## begin DATASET ENTRIES
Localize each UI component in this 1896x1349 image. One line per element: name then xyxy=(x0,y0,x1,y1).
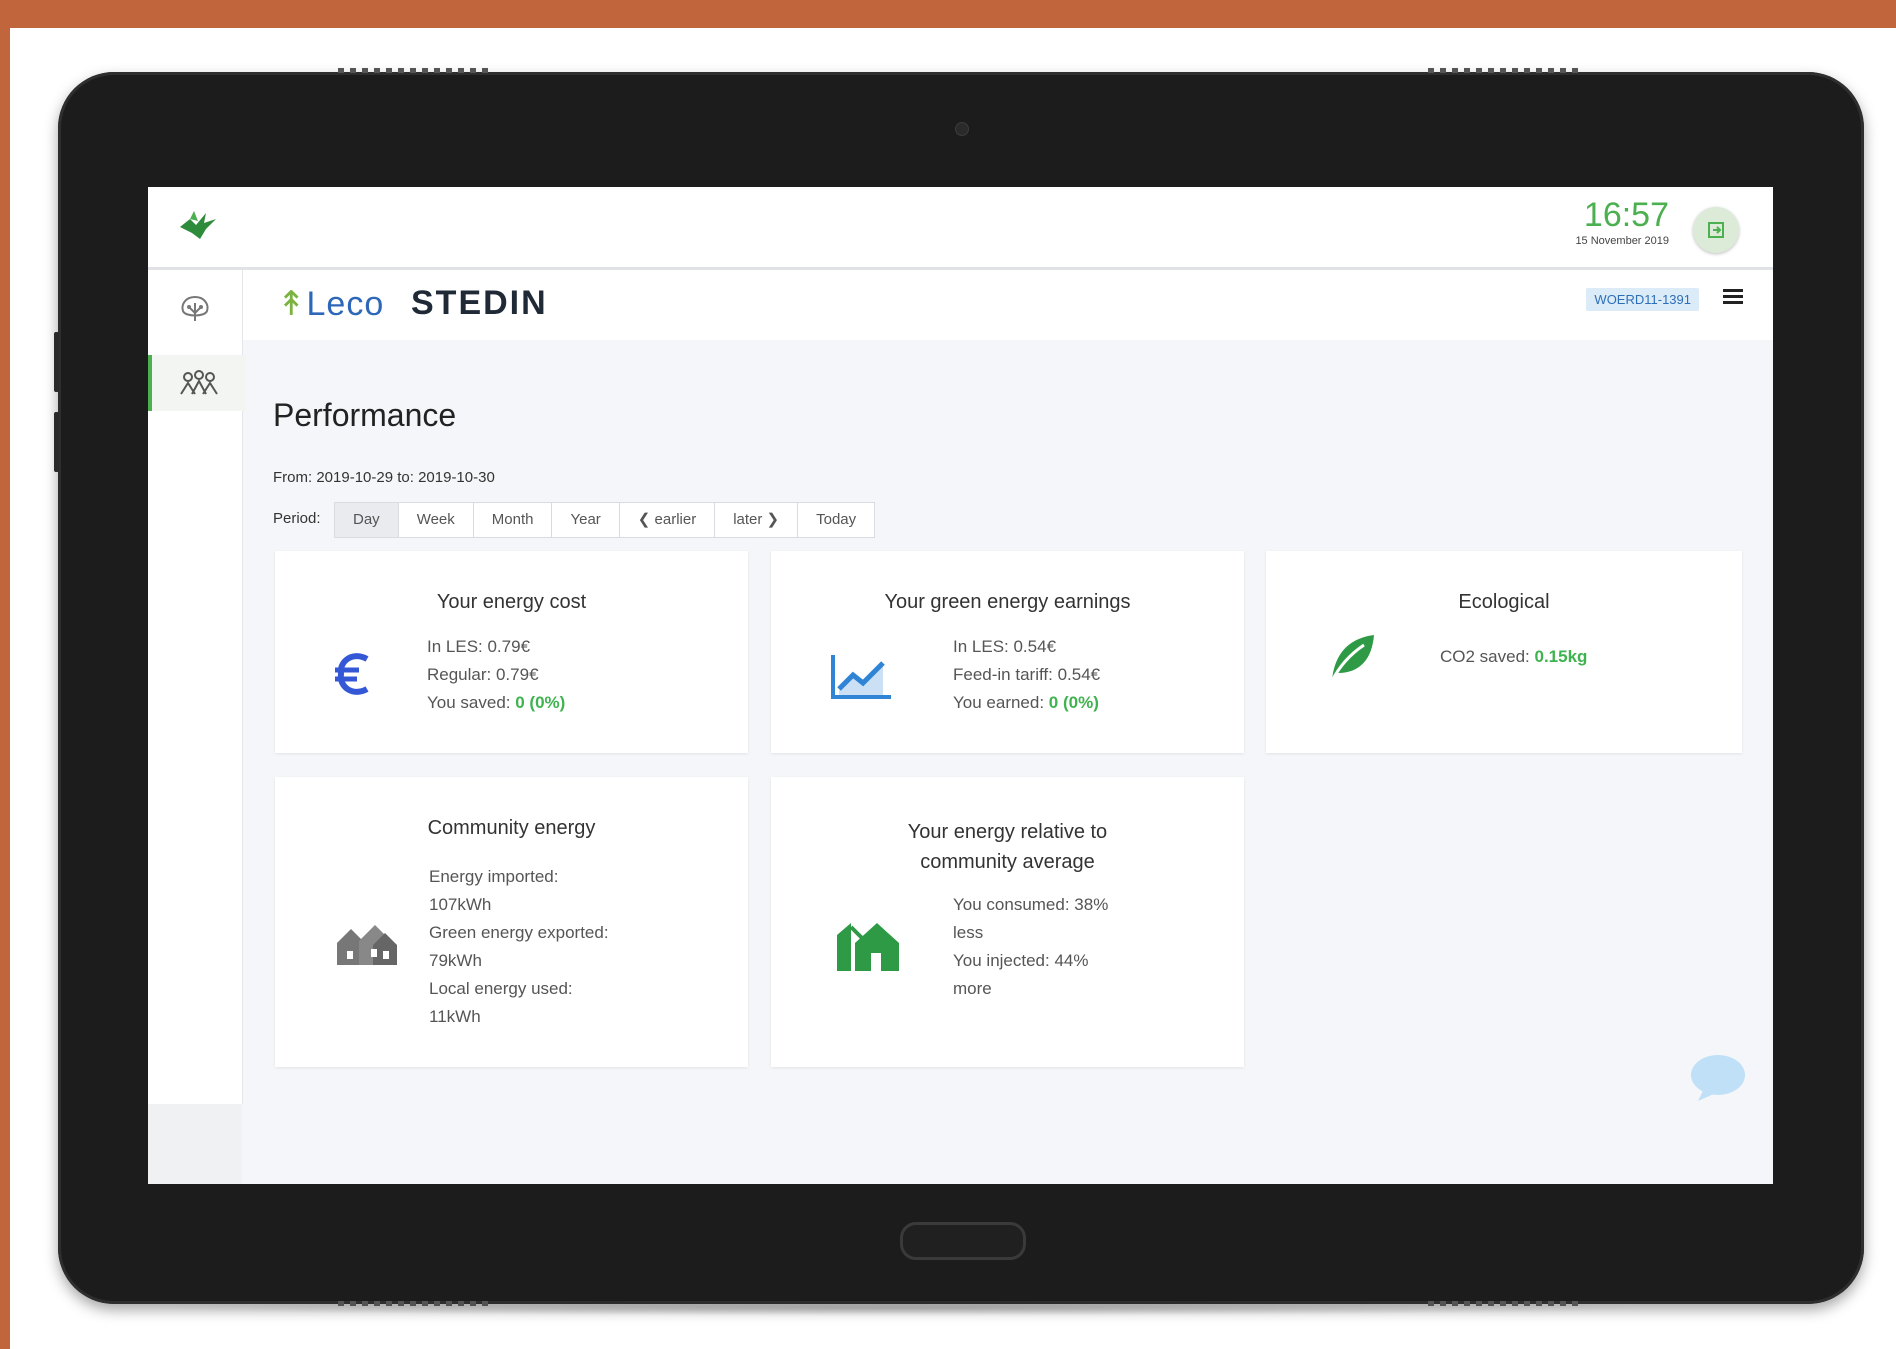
green-exported-value: 79kWh xyxy=(429,951,482,970)
app-header: ↟Leco STEDIN WOERD11-1391 xyxy=(243,270,1773,340)
relative-energy-details: You consumed: 38% less You injected: 44%… xyxy=(953,891,1108,1003)
exit-button[interactable] xyxy=(1693,207,1739,253)
energy-cost-card: Your energy cost In LES: 0.79€ Regular: … xyxy=(275,551,748,753)
earnings-earned: You earned: 0 (0%) xyxy=(953,693,1099,712)
injected-line: You injected: 44% xyxy=(953,951,1089,970)
local-used-value: 11kWh xyxy=(429,1007,481,1026)
local-used-label: Local energy used: xyxy=(429,979,573,998)
tree-network-icon xyxy=(181,295,209,321)
green-earnings-details: In LES: 0.54€ Feed-in tariff: 0.54€ You … xyxy=(953,633,1100,717)
stedin-logo: STEDIN xyxy=(411,284,548,322)
sidebar-item-network[interactable] xyxy=(148,280,242,336)
top-bar: 16:57 15 November 2019 xyxy=(148,187,1773,270)
earnings-feed-in: Feed-in tariff: 0.54€ xyxy=(953,665,1101,684)
community-icon xyxy=(180,370,218,395)
card-title: Ecological xyxy=(1458,591,1550,613)
consumed-line: You consumed: 38% xyxy=(953,895,1109,914)
app-screen: 16:57 15 November 2019 › xyxy=(148,187,1773,1184)
earnings-earned-value: 0 (0%) xyxy=(1048,693,1099,712)
cost-les: In LES: 0.79€ xyxy=(427,637,531,656)
period-day-button[interactable]: Day xyxy=(334,502,399,538)
chat-bubble-icon[interactable] xyxy=(1690,1053,1746,1103)
user-id-badge[interactable]: WOERD11-1391 xyxy=(1586,288,1699,311)
period-year-button[interactable]: Year xyxy=(551,502,620,538)
period-earlier-button[interactable]: ❮ earlier xyxy=(618,502,716,538)
period-selector: Day Week Month Year ❮ earlier later ❯ To… xyxy=(334,502,876,538)
green-earnings-card: Your green energy earnings In LES: 0.54€… xyxy=(771,551,1244,753)
clock: 16:57 15 November 2019 xyxy=(1575,195,1669,247)
date-range: From: 2019-10-29 to: 2019-10-30 xyxy=(273,469,495,486)
leaf-icon xyxy=(1330,635,1374,682)
ecological-card: Ecological CO2 saved: 0.15kg xyxy=(1266,551,1742,753)
ecological-details: CO2 saved: 0.15kg xyxy=(1440,643,1587,671)
co2-saved: CO2 saved: 0.15kg xyxy=(1440,647,1588,666)
leco-logo-text: Leco xyxy=(306,285,385,323)
card-title: Community energy xyxy=(427,817,596,839)
home-button[interactable] xyxy=(900,1222,1026,1260)
card-title: Your green energy earnings xyxy=(884,591,1131,613)
period-month-button[interactable]: Month xyxy=(472,502,553,538)
relative-energy-card: Your energy relative to community averag… xyxy=(771,777,1244,1067)
card-title: Your energy cost xyxy=(436,591,587,613)
clock-date: 15 November 2019 xyxy=(1575,235,1669,247)
sidebar: › xyxy=(148,270,246,1167)
period-later-button[interactable]: later ❯ xyxy=(714,502,799,538)
period-today-button[interactable]: Today xyxy=(797,502,876,538)
card-title-line-1: Your energy relative to xyxy=(907,821,1108,843)
leco-logo: ↟Leco xyxy=(277,285,385,323)
injected-comparison: more xyxy=(953,979,992,998)
line-chart-icon xyxy=(831,655,891,699)
sidebar-footer xyxy=(148,1104,242,1184)
speaker-grille xyxy=(1428,68,1578,73)
euro-icon xyxy=(335,653,369,695)
consumed-comparison: less xyxy=(953,923,984,942)
houses-icon xyxy=(337,925,397,965)
background-frame-left xyxy=(0,0,10,1349)
cost-regular: Regular: 0.79€ xyxy=(427,665,539,684)
speaker-grille xyxy=(338,68,488,73)
energy-cost-details: In LES: 0.79€ Regular: 0.79€ You saved: … xyxy=(427,633,565,717)
cost-saved-value: 0 (0%) xyxy=(515,693,566,712)
period-week-button[interactable]: Week xyxy=(397,502,474,538)
earnings-les: In LES: 0.54€ xyxy=(953,637,1057,656)
volume-button[interactable] xyxy=(54,332,59,392)
cost-saved: You saved: 0 (0%) xyxy=(427,693,566,712)
exit-icon xyxy=(1708,222,1724,238)
volume-button[interactable] xyxy=(54,412,59,472)
bird-logo-icon[interactable] xyxy=(176,209,220,243)
community-energy-details: Energy imported: 107kWh Green energy exp… xyxy=(429,863,609,1031)
green-exported-label: Green energy exported: xyxy=(429,923,609,942)
background-frame-top xyxy=(0,0,1896,28)
period-label: Period: xyxy=(273,510,321,527)
card-title: Your energy relative to community averag… xyxy=(771,817,1244,877)
co2-saved-value: 0.15kg xyxy=(1534,647,1588,666)
energy-imported-value: 107kWh xyxy=(429,895,492,914)
tablet-shadow xyxy=(120,1300,1680,1316)
camera-icon xyxy=(955,122,969,136)
clock-time: 16:57 xyxy=(1583,196,1669,234)
energy-imported-label: Energy imported: xyxy=(429,867,559,886)
sidebar-item-community[interactable] xyxy=(148,355,246,411)
page-title: Performance xyxy=(273,397,457,433)
community-energy-card: Community energy Energy imported: 107kWh… xyxy=(275,777,748,1067)
card-title-line-2: community average xyxy=(920,851,1095,873)
house-building-icon xyxy=(837,923,899,971)
hamburger-menu-icon[interactable] xyxy=(1723,286,1743,306)
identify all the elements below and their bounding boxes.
## end DATASET ENTRIES
REQUEST
Reproduce the listing above line for line with no changes, and leave out the pictures.

EXPECTED ANSWER
Localize each UI component in this 1896x1349 image. One line per element: name then xyxy=(x0,y0,x1,y1).
green-exported-value: 79kWh xyxy=(429,951,482,970)
app-header: ↟Leco STEDIN WOERD11-1391 xyxy=(243,270,1773,340)
relative-energy-details: You consumed: 38% less You injected: 44%… xyxy=(953,891,1108,1003)
exit-button[interactable] xyxy=(1693,207,1739,253)
energy-cost-card: Your energy cost In LES: 0.79€ Regular: … xyxy=(275,551,748,753)
earnings-earned: You earned: 0 (0%) xyxy=(953,693,1099,712)
injected-line: You injected: 44% xyxy=(953,951,1089,970)
local-used-value: 11kWh xyxy=(429,1007,481,1026)
local-used-label: Local energy used: xyxy=(429,979,573,998)
tree-network-icon xyxy=(181,295,209,321)
green-earnings-details: In LES: 0.54€ Feed-in tariff: 0.54€ You … xyxy=(953,633,1100,717)
stedin-logo: STEDIN xyxy=(411,284,548,322)
sidebar-item-network[interactable] xyxy=(148,280,242,336)
top-bar: 16:57 15 November 2019 xyxy=(148,187,1773,270)
earnings-feed-in: Feed-in tariff: 0.54€ xyxy=(953,665,1101,684)
community-icon xyxy=(180,370,218,395)
card-title: Ecological xyxy=(1458,591,1550,613)
consumed-line: You consumed: 38% xyxy=(953,895,1109,914)
app-screen: 16:57 15 November 2019 › xyxy=(148,187,1773,1184)
earnings-earned-value: 0 (0%) xyxy=(1048,693,1099,712)
cost-les: In LES: 0.79€ xyxy=(427,637,531,656)
period-day-button[interactable]: Day xyxy=(334,502,399,538)
chat-bubble-icon[interactable] xyxy=(1690,1053,1746,1103)
user-id-badge[interactable]: WOERD11-1391 xyxy=(1586,288,1699,311)
period-year-button[interactable]: Year xyxy=(551,502,620,538)
period-earlier-button[interactable]: ❮ earlier xyxy=(618,502,716,538)
period-selector: Day Week Month Year ❮ earlier later ❯ To… xyxy=(334,502,876,538)
green-earnings-card: Your green energy earnings In LES: 0.54€… xyxy=(771,551,1244,753)
clock: 16:57 15 November 2019 xyxy=(1575,195,1669,247)
date-range: From: 2019-10-29 to: 2019-10-30 xyxy=(273,469,495,486)
leaf-icon xyxy=(1330,635,1374,682)
ecological-card: Ecological CO2 saved: 0.15kg xyxy=(1266,551,1742,753)
ecological-details: CO2 saved: 0.15kg xyxy=(1440,643,1587,671)
co2-saved: CO2 saved: 0.15kg xyxy=(1440,647,1588,666)
leco-logo-text: Leco xyxy=(306,285,385,323)
card-title: Community energy xyxy=(427,817,596,839)
home-button[interactable] xyxy=(900,1222,1026,1260)
card-title: Your green energy earnings xyxy=(884,591,1131,613)
period-month-button[interactable]: Month xyxy=(472,502,553,538)
relative-energy-card: Your energy relative to community averag… xyxy=(771,777,1244,1067)
card-title: Your energy cost xyxy=(436,591,587,613)
clock-date: 15 November 2019 xyxy=(1575,235,1669,247)
sidebar: › xyxy=(148,270,246,1167)
period-later-button[interactable]: later ❯ xyxy=(714,502,799,538)
period-today-button[interactable]: Today xyxy=(797,502,876,538)
card-title-line-1: Your energy relative to xyxy=(907,821,1108,843)
leco-logo: ↟Leco xyxy=(277,285,385,323)
injected-comparison: more xyxy=(953,979,992,998)
line-chart-icon xyxy=(831,655,891,699)
sidebar-footer xyxy=(148,1104,242,1184)
speaker-grille xyxy=(1428,68,1578,73)
euro-icon xyxy=(335,653,369,695)
consumed-comparison: less xyxy=(953,923,984,942)
houses-icon xyxy=(337,925,397,965)
background-frame-left xyxy=(0,0,10,1349)
cost-regular: Regular: 0.79€ xyxy=(427,665,539,684)
speaker-grille xyxy=(338,68,488,73)
energy-cost-details: In LES: 0.79€ Regular: 0.79€ You saved: … xyxy=(427,633,565,717)
cost-saved-value: 0 (0%) xyxy=(515,693,566,712)
period-week-button[interactable]: Week xyxy=(397,502,474,538)
earnings-les: In LES: 0.54€ xyxy=(953,637,1057,656)
volume-button[interactable] xyxy=(54,332,59,392)
cost-saved: You saved: 0 (0%) xyxy=(427,693,566,712)
exit-icon xyxy=(1708,222,1724,238)
volume-button[interactable] xyxy=(54,412,59,472)
bird-logo-icon[interactable] xyxy=(176,209,220,243)
community-energy-details: Energy imported: 107kWh Green energy exp… xyxy=(429,863,609,1031)
green-exported-label: Green energy exported: xyxy=(429,923,609,942)
background-frame-top xyxy=(0,0,1896,28)
period-label: Period: xyxy=(273,510,321,527)
card-title: Your energy relative to community averag… xyxy=(771,817,1244,877)
co2-saved-value: 0.15kg xyxy=(1534,647,1588,666)
energy-imported-value: 107kWh xyxy=(429,895,492,914)
tablet-shadow xyxy=(120,1300,1680,1316)
camera-icon xyxy=(955,122,969,136)
clock-time: 16:57 xyxy=(1583,196,1669,234)
energy-imported-label: Energy imported: xyxy=(429,867,559,886)
sidebar-item-community[interactable] xyxy=(148,355,246,411)
page-title: Performance xyxy=(273,397,457,433)
community-energy-card: Community energy Energy imported: 107kWh… xyxy=(275,777,748,1067)
card-title-line-2: community average xyxy=(920,851,1095,873)
house-building-icon xyxy=(837,923,899,971)
hamburger-menu-icon[interactable] xyxy=(1723,286,1743,306)
identify all the elements below and their bounding boxes.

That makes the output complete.